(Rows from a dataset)

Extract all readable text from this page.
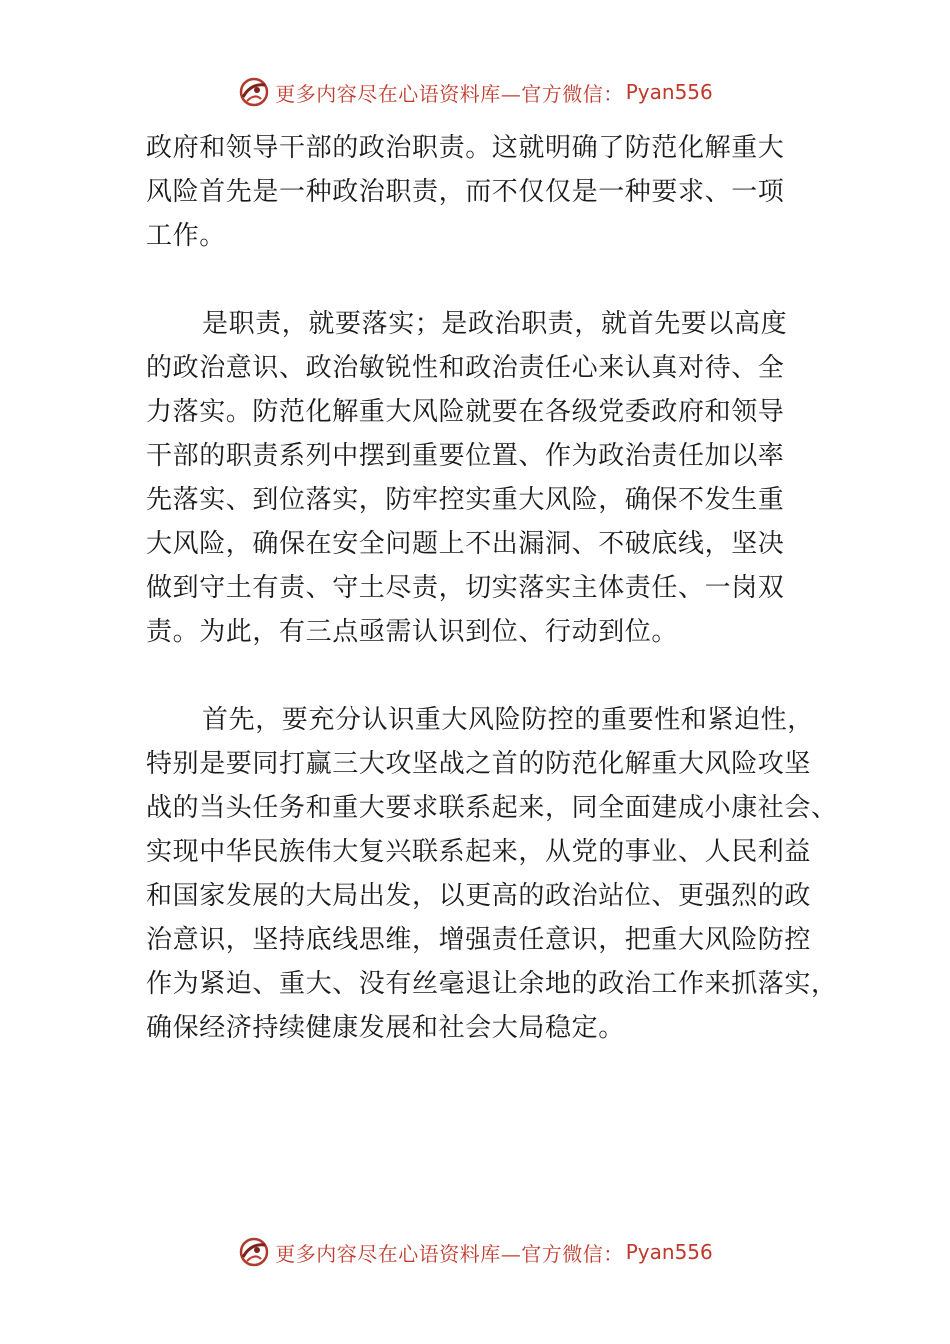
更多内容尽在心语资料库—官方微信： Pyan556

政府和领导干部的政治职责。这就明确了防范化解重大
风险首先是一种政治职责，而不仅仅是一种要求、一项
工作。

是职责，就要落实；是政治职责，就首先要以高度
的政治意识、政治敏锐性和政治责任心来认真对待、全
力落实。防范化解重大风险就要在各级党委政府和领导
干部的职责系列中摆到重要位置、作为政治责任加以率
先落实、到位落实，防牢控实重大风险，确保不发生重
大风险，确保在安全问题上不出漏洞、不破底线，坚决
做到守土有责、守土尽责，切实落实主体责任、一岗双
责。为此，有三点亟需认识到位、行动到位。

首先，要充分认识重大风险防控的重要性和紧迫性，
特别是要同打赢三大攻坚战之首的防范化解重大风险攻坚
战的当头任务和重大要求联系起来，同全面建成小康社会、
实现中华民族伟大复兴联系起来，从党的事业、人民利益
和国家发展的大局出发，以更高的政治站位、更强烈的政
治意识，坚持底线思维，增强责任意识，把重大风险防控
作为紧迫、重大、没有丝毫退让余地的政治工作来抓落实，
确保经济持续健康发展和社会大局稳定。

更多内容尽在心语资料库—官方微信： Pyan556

==

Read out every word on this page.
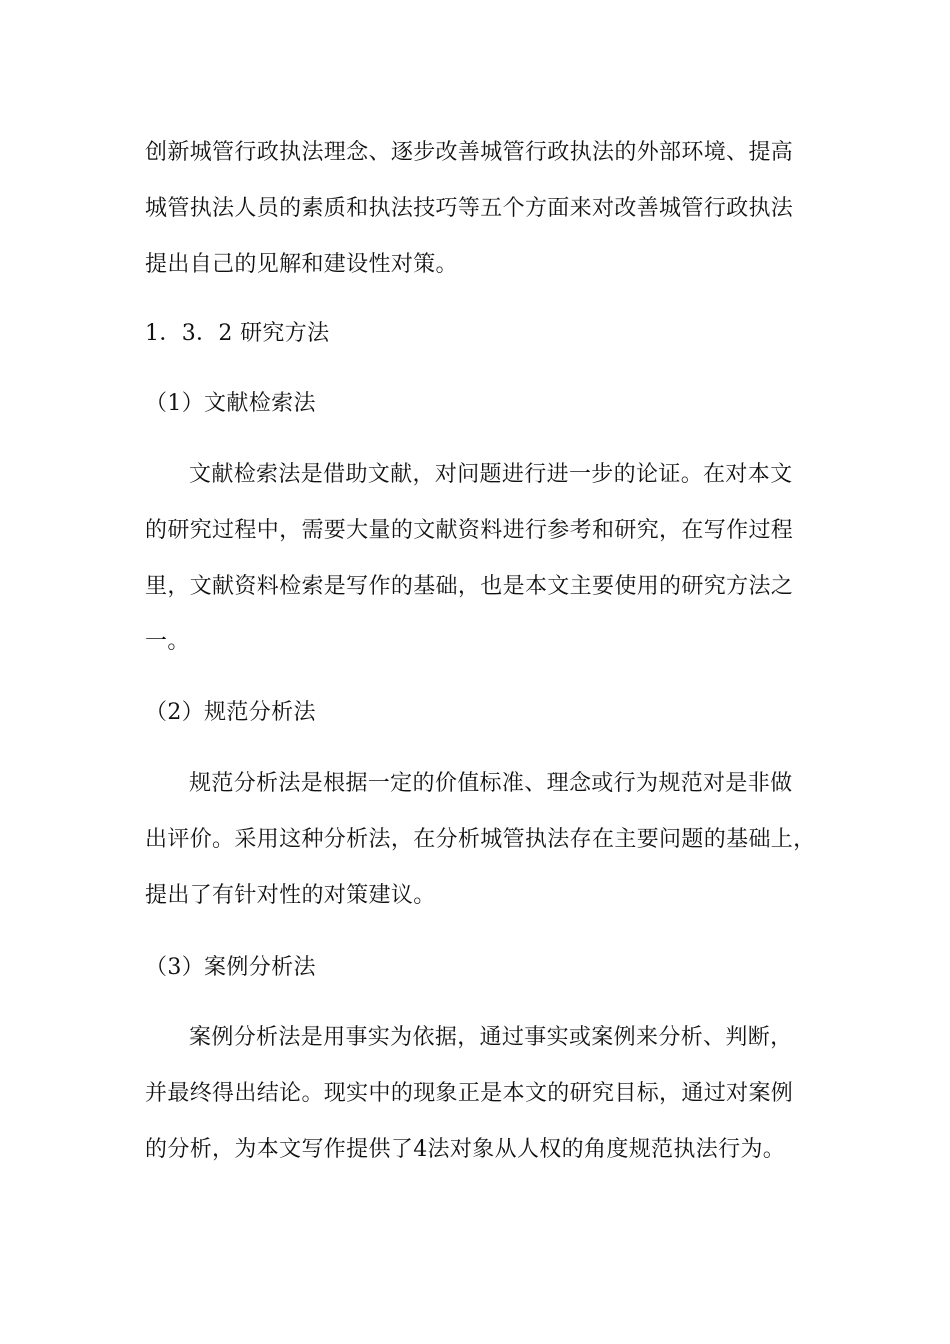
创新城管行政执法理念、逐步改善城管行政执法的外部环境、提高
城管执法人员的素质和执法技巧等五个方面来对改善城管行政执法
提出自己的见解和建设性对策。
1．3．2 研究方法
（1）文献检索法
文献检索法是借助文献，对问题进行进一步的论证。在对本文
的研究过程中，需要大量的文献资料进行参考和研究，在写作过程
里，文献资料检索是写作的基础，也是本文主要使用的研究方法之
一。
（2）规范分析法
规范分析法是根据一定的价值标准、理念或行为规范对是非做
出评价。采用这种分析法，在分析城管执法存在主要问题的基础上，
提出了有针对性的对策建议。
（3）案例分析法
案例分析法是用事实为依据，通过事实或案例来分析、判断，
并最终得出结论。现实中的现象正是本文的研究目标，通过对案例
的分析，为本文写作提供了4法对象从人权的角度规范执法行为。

---

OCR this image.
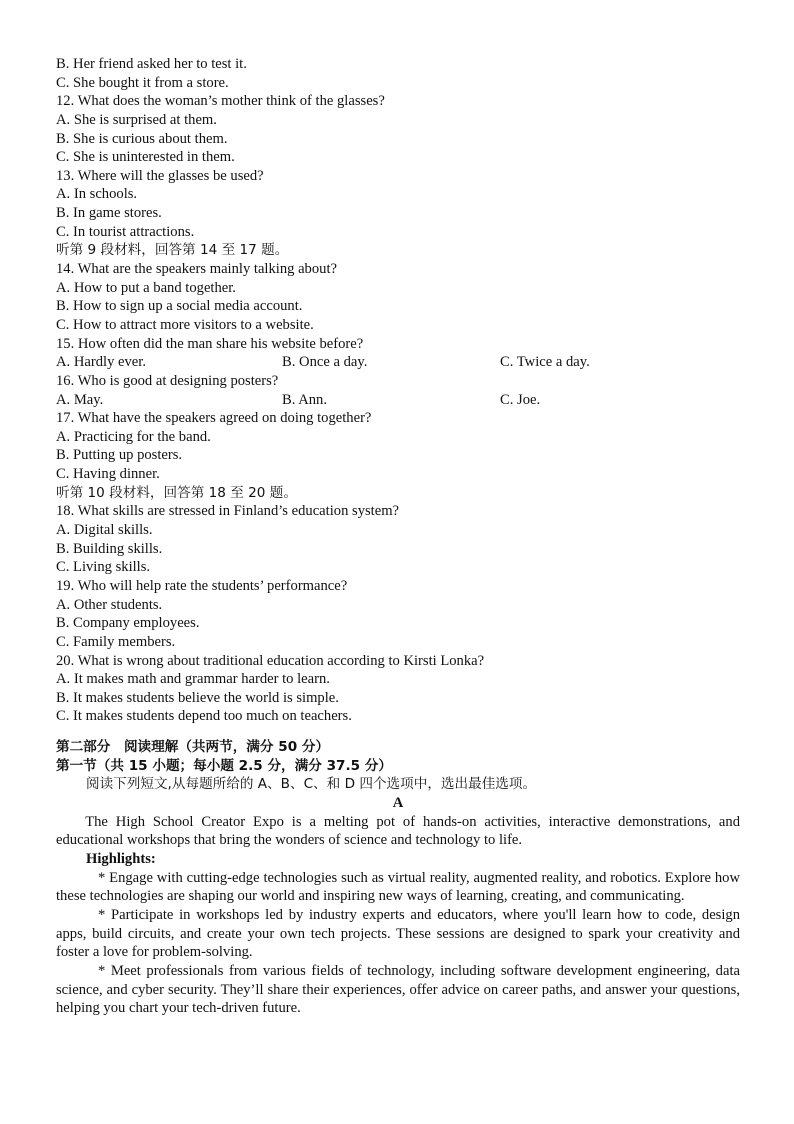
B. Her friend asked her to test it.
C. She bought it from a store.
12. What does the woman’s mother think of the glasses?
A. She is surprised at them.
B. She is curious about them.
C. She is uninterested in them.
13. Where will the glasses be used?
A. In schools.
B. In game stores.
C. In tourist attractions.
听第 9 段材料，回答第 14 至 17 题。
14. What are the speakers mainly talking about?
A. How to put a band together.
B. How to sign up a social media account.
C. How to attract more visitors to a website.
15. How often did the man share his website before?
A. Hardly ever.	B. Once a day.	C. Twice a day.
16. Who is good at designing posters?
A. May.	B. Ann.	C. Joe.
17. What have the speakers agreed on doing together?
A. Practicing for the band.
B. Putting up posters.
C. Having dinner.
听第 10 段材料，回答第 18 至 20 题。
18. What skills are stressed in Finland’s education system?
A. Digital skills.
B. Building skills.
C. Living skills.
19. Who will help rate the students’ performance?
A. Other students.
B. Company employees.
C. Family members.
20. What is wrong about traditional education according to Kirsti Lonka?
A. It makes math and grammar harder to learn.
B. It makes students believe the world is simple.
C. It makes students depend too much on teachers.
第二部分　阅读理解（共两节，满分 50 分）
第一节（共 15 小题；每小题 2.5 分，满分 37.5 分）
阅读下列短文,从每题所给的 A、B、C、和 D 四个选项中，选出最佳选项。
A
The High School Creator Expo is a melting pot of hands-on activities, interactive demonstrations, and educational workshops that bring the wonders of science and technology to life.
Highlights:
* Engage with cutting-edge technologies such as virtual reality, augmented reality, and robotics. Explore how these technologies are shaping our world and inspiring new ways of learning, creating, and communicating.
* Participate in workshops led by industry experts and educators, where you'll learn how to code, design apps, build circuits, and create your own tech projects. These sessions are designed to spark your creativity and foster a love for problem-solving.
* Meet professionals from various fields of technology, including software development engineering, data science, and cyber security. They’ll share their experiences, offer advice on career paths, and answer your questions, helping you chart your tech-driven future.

§ What is expected
Isolate each line of the listing above that includes "science". Copy it.

§ Task solution
The High School Creator Expo is a melting pot of hands-on activities, interactive demonstrations, and educational workshops that bring the wonders of science and technology to life.
* Meet professionals from various fields of technology, including software development engineering, data science, and cyber security. They’ll share their experiences, offer advice on career paths, and answer your questions, helping you chart your tech-driven future.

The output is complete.